Reproduce every line in the listing that contains the word "Esto".

* START Items *

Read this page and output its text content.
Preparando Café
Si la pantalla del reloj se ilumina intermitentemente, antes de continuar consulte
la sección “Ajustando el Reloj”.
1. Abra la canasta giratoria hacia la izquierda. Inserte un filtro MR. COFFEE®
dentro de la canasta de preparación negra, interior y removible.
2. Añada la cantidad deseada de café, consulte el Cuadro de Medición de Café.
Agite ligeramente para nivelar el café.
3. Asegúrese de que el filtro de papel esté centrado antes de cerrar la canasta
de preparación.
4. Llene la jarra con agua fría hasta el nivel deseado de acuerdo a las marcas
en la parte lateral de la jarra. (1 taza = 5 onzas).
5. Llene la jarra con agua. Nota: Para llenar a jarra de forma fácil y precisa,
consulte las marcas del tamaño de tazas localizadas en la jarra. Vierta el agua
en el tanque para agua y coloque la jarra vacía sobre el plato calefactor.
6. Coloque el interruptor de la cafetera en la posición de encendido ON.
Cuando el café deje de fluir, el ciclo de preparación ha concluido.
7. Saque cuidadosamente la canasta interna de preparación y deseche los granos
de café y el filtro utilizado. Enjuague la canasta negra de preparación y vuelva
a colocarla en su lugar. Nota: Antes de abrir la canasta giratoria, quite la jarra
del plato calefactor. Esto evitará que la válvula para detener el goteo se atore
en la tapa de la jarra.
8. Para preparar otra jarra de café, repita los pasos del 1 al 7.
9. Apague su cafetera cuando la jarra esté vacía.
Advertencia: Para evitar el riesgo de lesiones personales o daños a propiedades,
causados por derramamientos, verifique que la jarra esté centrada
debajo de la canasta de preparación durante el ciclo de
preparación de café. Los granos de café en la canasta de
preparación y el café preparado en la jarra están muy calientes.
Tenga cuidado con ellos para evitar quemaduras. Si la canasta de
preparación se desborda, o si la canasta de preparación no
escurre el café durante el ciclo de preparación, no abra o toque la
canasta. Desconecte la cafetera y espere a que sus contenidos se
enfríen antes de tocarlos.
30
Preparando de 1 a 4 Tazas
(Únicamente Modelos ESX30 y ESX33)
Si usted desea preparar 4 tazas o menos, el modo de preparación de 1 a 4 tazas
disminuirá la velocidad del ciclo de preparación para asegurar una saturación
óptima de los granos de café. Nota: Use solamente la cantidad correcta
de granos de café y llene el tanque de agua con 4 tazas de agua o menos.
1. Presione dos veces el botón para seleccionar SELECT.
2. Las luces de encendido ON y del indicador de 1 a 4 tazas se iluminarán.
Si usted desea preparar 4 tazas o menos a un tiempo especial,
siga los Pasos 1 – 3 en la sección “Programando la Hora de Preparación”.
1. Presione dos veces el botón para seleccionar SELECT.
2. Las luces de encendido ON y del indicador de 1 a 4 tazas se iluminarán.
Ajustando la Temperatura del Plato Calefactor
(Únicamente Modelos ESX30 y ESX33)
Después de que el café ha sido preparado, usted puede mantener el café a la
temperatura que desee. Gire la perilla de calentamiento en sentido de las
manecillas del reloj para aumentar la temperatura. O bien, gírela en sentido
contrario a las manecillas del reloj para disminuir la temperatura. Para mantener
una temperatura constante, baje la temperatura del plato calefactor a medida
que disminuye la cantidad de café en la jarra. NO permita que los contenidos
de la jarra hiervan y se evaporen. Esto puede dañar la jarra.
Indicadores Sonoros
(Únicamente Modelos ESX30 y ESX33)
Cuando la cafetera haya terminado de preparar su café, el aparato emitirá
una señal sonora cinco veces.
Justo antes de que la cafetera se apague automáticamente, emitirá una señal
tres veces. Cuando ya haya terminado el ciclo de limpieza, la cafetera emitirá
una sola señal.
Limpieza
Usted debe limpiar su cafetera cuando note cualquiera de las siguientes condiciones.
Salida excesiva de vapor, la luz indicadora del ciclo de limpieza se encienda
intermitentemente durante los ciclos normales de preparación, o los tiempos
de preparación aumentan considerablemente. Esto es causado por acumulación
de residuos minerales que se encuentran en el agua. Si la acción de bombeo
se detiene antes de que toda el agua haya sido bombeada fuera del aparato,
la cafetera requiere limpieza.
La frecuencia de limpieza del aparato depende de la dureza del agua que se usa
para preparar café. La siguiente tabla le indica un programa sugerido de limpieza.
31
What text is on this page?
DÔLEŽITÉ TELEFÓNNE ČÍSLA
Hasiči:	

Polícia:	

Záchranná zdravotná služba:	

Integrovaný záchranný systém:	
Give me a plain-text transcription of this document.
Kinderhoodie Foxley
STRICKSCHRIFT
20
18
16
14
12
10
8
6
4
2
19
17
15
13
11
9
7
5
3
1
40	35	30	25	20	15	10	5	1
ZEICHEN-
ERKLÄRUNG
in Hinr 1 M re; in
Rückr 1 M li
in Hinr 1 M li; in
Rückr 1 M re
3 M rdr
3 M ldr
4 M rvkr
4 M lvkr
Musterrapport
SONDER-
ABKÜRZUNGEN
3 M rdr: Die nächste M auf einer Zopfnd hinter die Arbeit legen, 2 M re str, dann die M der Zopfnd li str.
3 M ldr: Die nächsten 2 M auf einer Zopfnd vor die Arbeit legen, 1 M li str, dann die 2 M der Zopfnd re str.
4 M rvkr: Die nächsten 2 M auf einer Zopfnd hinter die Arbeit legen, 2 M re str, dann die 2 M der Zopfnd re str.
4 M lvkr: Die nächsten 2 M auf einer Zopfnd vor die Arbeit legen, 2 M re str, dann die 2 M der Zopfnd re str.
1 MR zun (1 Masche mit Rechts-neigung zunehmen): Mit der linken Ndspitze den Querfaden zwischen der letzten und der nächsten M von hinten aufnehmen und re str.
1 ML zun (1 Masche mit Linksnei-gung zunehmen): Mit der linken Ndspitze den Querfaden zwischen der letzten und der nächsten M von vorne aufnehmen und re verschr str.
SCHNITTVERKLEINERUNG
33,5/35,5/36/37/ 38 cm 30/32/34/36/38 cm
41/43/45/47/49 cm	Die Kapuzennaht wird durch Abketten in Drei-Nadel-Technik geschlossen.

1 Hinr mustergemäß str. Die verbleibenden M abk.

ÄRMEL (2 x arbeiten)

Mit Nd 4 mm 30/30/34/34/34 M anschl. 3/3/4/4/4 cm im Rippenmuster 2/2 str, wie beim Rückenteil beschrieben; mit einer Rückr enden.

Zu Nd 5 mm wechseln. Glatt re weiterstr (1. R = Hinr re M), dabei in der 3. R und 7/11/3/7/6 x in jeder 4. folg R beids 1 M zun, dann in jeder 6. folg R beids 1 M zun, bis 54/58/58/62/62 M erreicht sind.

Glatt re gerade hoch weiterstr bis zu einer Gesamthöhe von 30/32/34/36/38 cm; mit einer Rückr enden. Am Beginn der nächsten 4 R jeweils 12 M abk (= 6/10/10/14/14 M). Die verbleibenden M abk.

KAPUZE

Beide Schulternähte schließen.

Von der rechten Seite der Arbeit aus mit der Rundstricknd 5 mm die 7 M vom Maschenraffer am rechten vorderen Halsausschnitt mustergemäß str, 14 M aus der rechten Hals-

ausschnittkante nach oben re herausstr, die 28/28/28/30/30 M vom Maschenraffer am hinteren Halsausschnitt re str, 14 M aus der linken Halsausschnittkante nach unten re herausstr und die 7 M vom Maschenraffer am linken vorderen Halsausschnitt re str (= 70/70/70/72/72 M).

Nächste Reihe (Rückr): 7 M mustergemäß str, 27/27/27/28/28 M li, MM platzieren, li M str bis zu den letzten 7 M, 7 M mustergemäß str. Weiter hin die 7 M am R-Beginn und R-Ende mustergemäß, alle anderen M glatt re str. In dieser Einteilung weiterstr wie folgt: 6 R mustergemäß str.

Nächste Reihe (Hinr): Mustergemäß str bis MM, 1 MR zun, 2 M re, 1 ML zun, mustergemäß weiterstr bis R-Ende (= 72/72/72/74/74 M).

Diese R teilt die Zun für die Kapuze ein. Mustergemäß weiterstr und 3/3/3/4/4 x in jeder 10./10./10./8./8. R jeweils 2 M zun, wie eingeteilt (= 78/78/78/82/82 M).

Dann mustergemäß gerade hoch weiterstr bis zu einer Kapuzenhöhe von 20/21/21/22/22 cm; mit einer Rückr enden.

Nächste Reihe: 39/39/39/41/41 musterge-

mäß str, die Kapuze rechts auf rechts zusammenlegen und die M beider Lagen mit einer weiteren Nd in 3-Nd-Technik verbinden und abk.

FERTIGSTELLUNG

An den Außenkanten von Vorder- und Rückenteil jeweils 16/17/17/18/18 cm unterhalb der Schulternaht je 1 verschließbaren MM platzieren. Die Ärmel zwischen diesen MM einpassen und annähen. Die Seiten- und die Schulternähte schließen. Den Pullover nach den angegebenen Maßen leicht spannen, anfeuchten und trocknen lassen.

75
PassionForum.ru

* END Items *

**The response**
del plato calefactor. Esto evitará que la válvula para detener el goteo se atore
de la jarra hiervan y se evaporen. Esto puede dañar la jarra.
de preparación aumentan considerablemente. Esto es causado por acumulación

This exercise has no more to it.